- _Exercise inputs_
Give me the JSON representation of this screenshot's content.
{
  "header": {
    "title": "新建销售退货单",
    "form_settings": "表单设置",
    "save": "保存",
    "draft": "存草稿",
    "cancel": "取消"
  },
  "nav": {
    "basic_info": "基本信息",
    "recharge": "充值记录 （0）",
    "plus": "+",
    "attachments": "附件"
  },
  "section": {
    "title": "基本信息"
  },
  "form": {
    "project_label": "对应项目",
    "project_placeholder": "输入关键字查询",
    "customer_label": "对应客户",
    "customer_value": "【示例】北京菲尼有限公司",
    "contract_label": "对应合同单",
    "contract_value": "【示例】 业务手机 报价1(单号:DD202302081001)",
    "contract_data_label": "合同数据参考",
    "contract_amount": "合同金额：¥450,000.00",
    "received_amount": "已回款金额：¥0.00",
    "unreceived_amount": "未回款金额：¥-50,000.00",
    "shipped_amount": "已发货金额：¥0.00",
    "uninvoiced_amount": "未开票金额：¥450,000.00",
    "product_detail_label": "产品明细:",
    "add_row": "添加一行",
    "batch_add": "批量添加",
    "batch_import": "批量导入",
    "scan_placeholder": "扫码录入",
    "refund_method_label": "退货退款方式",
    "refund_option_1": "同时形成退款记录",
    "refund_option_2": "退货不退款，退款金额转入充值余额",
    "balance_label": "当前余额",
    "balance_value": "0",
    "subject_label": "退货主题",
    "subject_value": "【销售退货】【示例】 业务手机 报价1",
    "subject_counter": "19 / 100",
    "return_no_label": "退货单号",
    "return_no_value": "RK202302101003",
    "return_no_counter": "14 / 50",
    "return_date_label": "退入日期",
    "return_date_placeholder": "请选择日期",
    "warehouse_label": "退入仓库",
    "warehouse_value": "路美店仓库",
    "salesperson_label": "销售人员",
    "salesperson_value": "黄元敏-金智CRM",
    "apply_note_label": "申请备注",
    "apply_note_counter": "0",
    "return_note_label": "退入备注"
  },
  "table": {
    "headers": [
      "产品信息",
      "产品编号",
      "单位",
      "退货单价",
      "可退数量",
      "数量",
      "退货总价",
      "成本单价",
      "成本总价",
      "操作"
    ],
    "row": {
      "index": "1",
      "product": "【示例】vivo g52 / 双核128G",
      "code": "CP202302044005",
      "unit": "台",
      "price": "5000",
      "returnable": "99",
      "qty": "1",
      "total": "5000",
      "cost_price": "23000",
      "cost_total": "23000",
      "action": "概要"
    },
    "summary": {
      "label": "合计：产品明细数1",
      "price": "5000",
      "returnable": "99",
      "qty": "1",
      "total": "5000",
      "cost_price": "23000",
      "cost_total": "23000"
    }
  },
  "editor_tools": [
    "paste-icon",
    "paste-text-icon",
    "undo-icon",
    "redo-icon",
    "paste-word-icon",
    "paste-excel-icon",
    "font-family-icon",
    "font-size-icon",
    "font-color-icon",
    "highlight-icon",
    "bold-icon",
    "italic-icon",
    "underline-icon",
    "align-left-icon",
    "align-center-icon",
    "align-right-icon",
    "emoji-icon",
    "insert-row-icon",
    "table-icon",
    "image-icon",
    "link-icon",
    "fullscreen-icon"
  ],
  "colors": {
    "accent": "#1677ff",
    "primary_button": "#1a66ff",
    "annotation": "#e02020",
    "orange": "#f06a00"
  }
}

- _Task statement_
Your task is to repeat every entry exactly.

- _Solution below_
Give me the JSON representation of this screenshot's content.
{
  "header": {
    "title": "新建销售退货单",
    "form_settings": "表单设置",
    "save": "保存",
    "draft": "存草稿",
    "cancel": "取消"
  },
  "nav": {
    "basic_info": "基本信息",
    "recharge": "充值记录 （0）",
    "plus": "+",
    "attachments": "附件"
  },
  "section": {
    "title": "基本信息"
  },
  "form": {
    "project_label": "对应项目",
    "project_placeholder": "输入关键字查询",
    "customer_label": "对应客户",
    "customer_value": "【示例】北京菲尼有限公司",
    "contract_label": "对应合同单",
    "contract_value": "【示例】 业务手机 报价1(单号:DD202302081001)",
    "contract_data_label": "合同数据参考",
    "contract_amount": "合同金额：¥450,000.00",
    "received_amount": "已回款金额：¥0.00",
    "unreceived_amount": "未回款金额：¥-50,000.00",
    "shipped_amount": "已发货金额：¥0.00",
    "uninvoiced_amount": "未开票金额：¥450,000.00",
    "product_detail_label": "产品明细:",
    "add_row": "添加一行",
    "batch_add": "批量添加",
    "batch_import": "批量导入",
    "scan_placeholder": "扫码录入",
    "refund_method_label": "退货退款方式",
    "refund_option_1": "同时形成退款记录",
    "refund_option_2": "退货不退款，退款金额转入充值余额",
    "balance_label": "当前余额",
    "balance_value": "0",
    "subject_label": "退货主题",
    "subject_value": "【销售退货】【示例】 业务手机 报价1",
    "subject_counter": "19 / 100",
    "return_no_label": "退货单号",
    "return_no_value": "RK202302101003",
    "return_no_counter": "14 / 50",
    "return_date_label": "退入日期",
    "return_date_placeholder": "请选择日期",
    "warehouse_label": "退入仓库",
    "warehouse_value": "路美店仓库",
    "salesperson_label": "销售人员",
    "salesperson_value": "黄元敏-金智CRM",
    "apply_note_label": "申请备注",
    "apply_note_counter": "0",
    "return_note_label": "退入备注"
  },
  "table": {
    "headers": [
      "产品信息",
      "产品编号",
      "单位",
      "退货单价",
      "可退数量",
      "数量",
      "退货总价",
      "成本单价",
      "成本总价",
      "操作"
    ],
    "row": {
      "index": "1",
      "product": "【示例】vivo g52 / 双核128G",
      "code": "CP202302044005",
      "unit": "台",
      "price": "5000",
      "returnable": "99",
      "qty": "1",
      "total": "5000",
      "cost_price": "23000",
      "cost_total": "23000",
      "action": "概要"
    },
    "summary": {
      "label": "合计：产品明细数1",
      "price": "5000",
      "returnable": "99",
      "qty": "1",
      "total": "5000",
      "cost_price": "23000",
      "cost_total": "23000"
    }
  },
  "editor_tools": [
    "paste-icon",
    "paste-text-icon",
    "undo-icon",
    "redo-icon",
    "paste-word-icon",
    "paste-excel-icon",
    "font-family-icon",
    "font-size-icon",
    "font-color-icon",
    "highlight-icon",
    "bold-icon",
    "italic-icon",
    "underline-icon",
    "align-left-icon",
    "align-center-icon",
    "align-right-icon",
    "emoji-icon",
    "insert-row-icon",
    "table-icon",
    "image-icon",
    "link-icon",
    "fullscreen-icon"
  ],
  "colors": {
    "accent": "#1677ff",
    "primary_button": "#1a66ff",
    "annotation": "#e02020",
    "orange": "#f06a00"
  }
}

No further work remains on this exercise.